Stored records
============================================================

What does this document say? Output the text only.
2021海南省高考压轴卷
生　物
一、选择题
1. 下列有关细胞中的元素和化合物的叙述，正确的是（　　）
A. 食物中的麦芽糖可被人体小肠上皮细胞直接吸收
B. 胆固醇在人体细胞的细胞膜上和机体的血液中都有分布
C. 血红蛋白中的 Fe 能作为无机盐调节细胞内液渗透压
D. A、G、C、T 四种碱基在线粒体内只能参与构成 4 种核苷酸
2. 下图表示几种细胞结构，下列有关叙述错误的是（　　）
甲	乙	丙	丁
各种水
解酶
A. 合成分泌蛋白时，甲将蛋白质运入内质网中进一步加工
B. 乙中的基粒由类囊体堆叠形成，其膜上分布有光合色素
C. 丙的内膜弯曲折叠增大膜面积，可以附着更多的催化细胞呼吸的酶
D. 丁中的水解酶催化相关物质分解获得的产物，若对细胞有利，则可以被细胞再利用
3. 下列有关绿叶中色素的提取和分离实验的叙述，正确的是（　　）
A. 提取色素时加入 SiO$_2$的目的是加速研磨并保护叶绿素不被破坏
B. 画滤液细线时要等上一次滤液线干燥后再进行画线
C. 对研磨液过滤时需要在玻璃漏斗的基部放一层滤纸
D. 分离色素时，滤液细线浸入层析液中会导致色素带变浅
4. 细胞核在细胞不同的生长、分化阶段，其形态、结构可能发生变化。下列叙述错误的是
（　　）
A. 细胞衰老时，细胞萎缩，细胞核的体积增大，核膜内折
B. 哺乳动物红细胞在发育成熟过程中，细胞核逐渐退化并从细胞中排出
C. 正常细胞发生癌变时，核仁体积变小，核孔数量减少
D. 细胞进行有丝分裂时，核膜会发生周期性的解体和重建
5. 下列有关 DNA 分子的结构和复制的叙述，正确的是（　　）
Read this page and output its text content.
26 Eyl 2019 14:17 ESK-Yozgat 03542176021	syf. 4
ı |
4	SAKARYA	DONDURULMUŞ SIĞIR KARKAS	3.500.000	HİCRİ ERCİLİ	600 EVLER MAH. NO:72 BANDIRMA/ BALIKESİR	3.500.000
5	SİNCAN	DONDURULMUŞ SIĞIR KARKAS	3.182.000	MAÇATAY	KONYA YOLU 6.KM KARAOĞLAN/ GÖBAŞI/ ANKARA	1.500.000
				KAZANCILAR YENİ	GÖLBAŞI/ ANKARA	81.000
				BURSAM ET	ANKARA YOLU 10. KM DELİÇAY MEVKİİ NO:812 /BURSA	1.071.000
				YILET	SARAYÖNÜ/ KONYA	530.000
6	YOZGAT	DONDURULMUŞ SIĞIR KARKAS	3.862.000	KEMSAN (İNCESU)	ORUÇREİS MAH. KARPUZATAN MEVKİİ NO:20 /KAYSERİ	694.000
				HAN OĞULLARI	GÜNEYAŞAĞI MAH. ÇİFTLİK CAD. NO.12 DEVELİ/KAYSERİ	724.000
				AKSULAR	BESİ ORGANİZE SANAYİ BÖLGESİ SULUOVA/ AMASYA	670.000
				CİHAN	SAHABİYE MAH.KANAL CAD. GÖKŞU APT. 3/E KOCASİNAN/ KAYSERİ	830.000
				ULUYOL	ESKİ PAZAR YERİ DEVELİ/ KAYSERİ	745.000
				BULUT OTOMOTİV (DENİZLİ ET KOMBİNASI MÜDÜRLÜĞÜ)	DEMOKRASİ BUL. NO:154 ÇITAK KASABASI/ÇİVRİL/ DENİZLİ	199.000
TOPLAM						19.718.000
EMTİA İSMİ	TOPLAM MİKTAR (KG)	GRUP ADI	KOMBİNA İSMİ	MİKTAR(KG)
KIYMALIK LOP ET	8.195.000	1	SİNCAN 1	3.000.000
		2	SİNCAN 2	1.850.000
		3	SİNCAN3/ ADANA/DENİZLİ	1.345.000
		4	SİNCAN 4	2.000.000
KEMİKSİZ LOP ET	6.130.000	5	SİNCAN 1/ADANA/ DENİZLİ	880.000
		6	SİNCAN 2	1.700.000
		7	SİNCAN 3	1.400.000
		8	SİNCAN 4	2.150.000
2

============================================================

# TASK DETAILS
Copy every record above exactly as it appears.

# RESULT FOR THIS EXERCISE
What does this document say? Output the text only.
2021海南省高考压轴卷
生　物
一、选择题
1. 下列有关细胞中的元素和化合物的叙述，正确的是（　　）
A. 食物中的麦芽糖可被人体小肠上皮细胞直接吸收
B. 胆固醇在人体细胞的细胞膜上和机体的血液中都有分布
C. 血红蛋白中的 Fe 能作为无机盐调节细胞内液渗透压
D. A、G、C、T 四种碱基在线粒体内只能参与构成 4 种核苷酸
2. 下图表示几种细胞结构，下列有关叙述错误的是（　　）
甲	乙	丙	丁
各种水
解酶
A. 合成分泌蛋白时，甲将蛋白质运入内质网中进一步加工
B. 乙中的基粒由类囊体堆叠形成，其膜上分布有光合色素
C. 丙的内膜弯曲折叠增大膜面积，可以附着更多的催化细胞呼吸的酶
D. 丁中的水解酶催化相关物质分解获得的产物，若对细胞有利，则可以被细胞再利用
3. 下列有关绿叶中色素的提取和分离实验的叙述，正确的是（　　）
A. 提取色素时加入 SiO$_2$的目的是加速研磨并保护叶绿素不被破坏
B. 画滤液细线时要等上一次滤液线干燥后再进行画线
C. 对研磨液过滤时需要在玻璃漏斗的基部放一层滤纸
D. 分离色素时，滤液细线浸入层析液中会导致色素带变浅
4. 细胞核在细胞不同的生长、分化阶段，其形态、结构可能发生变化。下列叙述错误的是
（　　）
A. 细胞衰老时，细胞萎缩，细胞核的体积增大，核膜内折
B. 哺乳动物红细胞在发育成熟过程中，细胞核逐渐退化并从细胞中排出
C. 正常细胞发生癌变时，核仁体积变小，核孔数量减少
D. 细胞进行有丝分裂时，核膜会发生周期性的解体和重建
5. 下列有关 DNA 分子的结构和复制的叙述，正确的是（　　）
Read this page and output its text content.
26 Eyl 2019 14:17 ESK-Yozgat 03542176021	syf. 4
ı |
4	SAKARYA	DONDURULMUŞ SIĞIR KARKAS	3.500.000	HİCRİ ERCİLİ	600 EVLER MAH. NO:72 BANDIRMA/ BALIKESİR	3.500.000
5	SİNCAN	DONDURULMUŞ SIĞIR KARKAS	3.182.000	MAÇATAY	KONYA YOLU 6.KM KARAOĞLAN/ GÖBAŞI/ ANKARA	1.500.000
				KAZANCILAR YENİ	GÖLBAŞI/ ANKARA	81.000
				BURSAM ET	ANKARA YOLU 10. KM DELİÇAY MEVKİİ NO:812 /BURSA	1.071.000
				YILET	SARAYÖNÜ/ KONYA	530.000
6	YOZGAT	DONDURULMUŞ SIĞIR KARKAS	3.862.000	KEMSAN (İNCESU)	ORUÇREİS MAH. KARPUZATAN MEVKİİ NO:20 /KAYSERİ	694.000
				HAN OĞULLARI	GÜNEYAŞAĞI MAH. ÇİFTLİK CAD. NO.12 DEVELİ/KAYSERİ	724.000
				AKSULAR	BESİ ORGANİZE SANAYİ BÖLGESİ SULUOVA/ AMASYA	670.000
				CİHAN	SAHABİYE MAH.KANAL CAD. GÖKŞU APT. 3/E KOCASİNAN/ KAYSERİ	830.000
				ULUYOL	ESKİ PAZAR YERİ DEVELİ/ KAYSERİ	745.000
				BULUT OTOMOTİV (DENİZLİ ET KOMBİNASI MÜDÜRLÜĞÜ)	DEMOKRASİ BUL. NO:154 ÇITAK KASABASI/ÇİVRİL/ DENİZLİ	199.000
TOPLAM						19.718.000
EMTİA İSMİ	TOPLAM MİKTAR (KG)	GRUP ADI	KOMBİNA İSMİ	MİKTAR(KG)
KIYMALIK LOP ET	8.195.000	1	SİNCAN 1	3.000.000
		2	SİNCAN 2	1.850.000
		3	SİNCAN3/ ADANA/DENİZLİ	1.345.000
		4	SİNCAN 4	2.000.000
KEMİKSİZ LOP ET	6.130.000	5	SİNCAN 1/ADANA/ DENİZLİ	880.000
		6	SİNCAN 2	1.700.000
		7	SİNCAN 3	1.400.000
		8	SİNCAN 4	2.150.000
2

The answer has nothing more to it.